*TASK*: Write out the full listing exactly as given, minus the images.

* START ENTRIES *

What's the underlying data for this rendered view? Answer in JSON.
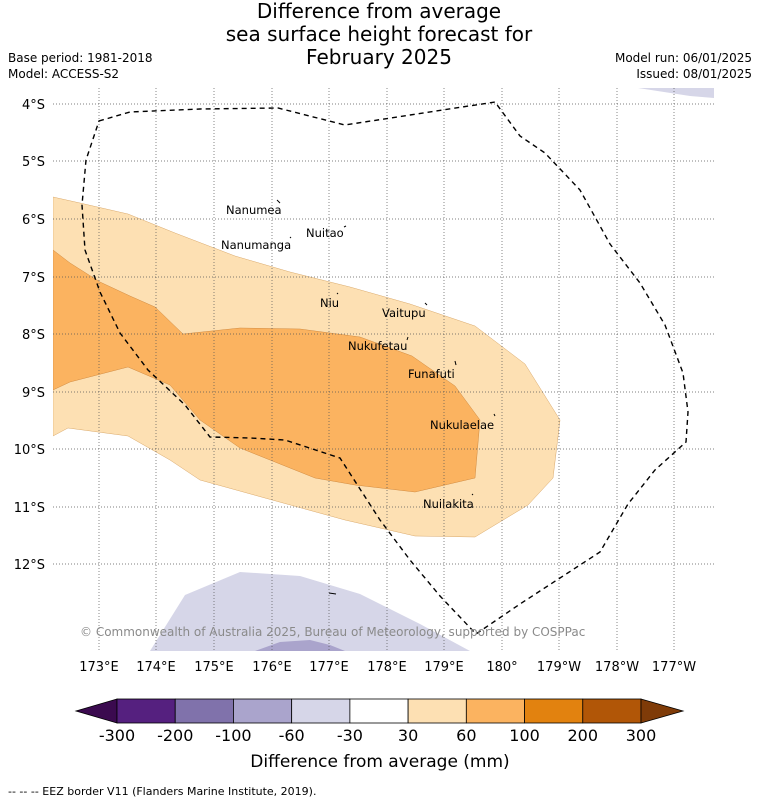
{
  "title": {
    "line1": "Difference from average",
    "line2": "sea surface height forecast for",
    "line3": "February 2025"
  },
  "meta": {
    "base_period": "Base period: 1981-2018",
    "model": "Model: ACCESS-S2",
    "model_run": "Model run: 06/01/2025",
    "issued": "Issued: 08/01/2025"
  },
  "map": {
    "lat_labels": [
      "4°S",
      "5°S",
      "6°S",
      "7°S",
      "8°S",
      "9°S",
      "10°S",
      "11°S",
      "12°S"
    ],
    "lon_labels": [
      "173°E",
      "174°E",
      "175°E",
      "176°E",
      "177°E",
      "178°E",
      "179°E",
      "180°",
      "179°W",
      "178°W",
      "177°W"
    ],
    "islands": [
      {
        "name": "Nanumea"
      },
      {
        "name": "Nuitao"
      },
      {
        "name": "Nanumanga"
      },
      {
        "name": "Niu"
      },
      {
        "name": "Vaitupu"
      },
      {
        "name": "Nukufetau"
      },
      {
        "name": "Funafuti"
      },
      {
        "name": "Nukulaelae"
      },
      {
        "name": "Nuilakita"
      }
    ],
    "copyright": "© Commonwealth of Australia 2025, Bureau of Meteorology, supported by COSPPac"
  },
  "colorbar": {
    "ticks": [
      "-300",
      "-200",
      "-100",
      "-60",
      "-30",
      "30",
      "60",
      "100",
      "200",
      "300"
    ],
    "colors": [
      "#3b0a4f",
      "#55207f",
      "#8072ab",
      "#aaa4cc",
      "#d6d6e8",
      "#ffffff",
      "#fde0b3",
      "#fbb360",
      "#e2820f",
      "#b15607",
      "#7f3b08"
    ],
    "label": "Difference from average (mm)"
  },
  "footer": "-- -- -- EEZ border V11 (Flanders Marine Institute, 2019)."
}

* END ENTRIES *

*EXPECTED ANSWER*:
What's the underlying data for this rendered view? Answer in JSON.
{
  "title": {
    "line1": "Difference from average",
    "line2": "sea surface height forecast for",
    "line3": "February 2025"
  },
  "meta": {
    "base_period": "Base period: 1981-2018",
    "model": "Model: ACCESS-S2",
    "model_run": "Model run: 06/01/2025",
    "issued": "Issued: 08/01/2025"
  },
  "map": {
    "lat_labels": [
      "4°S",
      "5°S",
      "6°S",
      "7°S",
      "8°S",
      "9°S",
      "10°S",
      "11°S",
      "12°S"
    ],
    "lon_labels": [
      "173°E",
      "174°E",
      "175°E",
      "176°E",
      "177°E",
      "178°E",
      "179°E",
      "180°",
      "179°W",
      "178°W",
      "177°W"
    ],
    "islands": [
      {
        "name": "Nanumea"
      },
      {
        "name": "Nuitao"
      },
      {
        "name": "Nanumanga"
      },
      {
        "name": "Niu"
      },
      {
        "name": "Vaitupu"
      },
      {
        "name": "Nukufetau"
      },
      {
        "name": "Funafuti"
      },
      {
        "name": "Nukulaelae"
      },
      {
        "name": "Nuilakita"
      }
    ],
    "copyright": "© Commonwealth of Australia 2025, Bureau of Meteorology, supported by COSPPac"
  },
  "colorbar": {
    "ticks": [
      "-300",
      "-200",
      "-100",
      "-60",
      "-30",
      "30",
      "60",
      "100",
      "200",
      "300"
    ],
    "colors": [
      "#3b0a4f",
      "#55207f",
      "#8072ab",
      "#aaa4cc",
      "#d6d6e8",
      "#ffffff",
      "#fde0b3",
      "#fbb360",
      "#e2820f",
      "#b15607",
      "#7f3b08"
    ],
    "label": "Difference from average (mm)"
  },
  "footer": "-- -- -- EEZ border V11 (Flanders Marine Institute, 2019)."
}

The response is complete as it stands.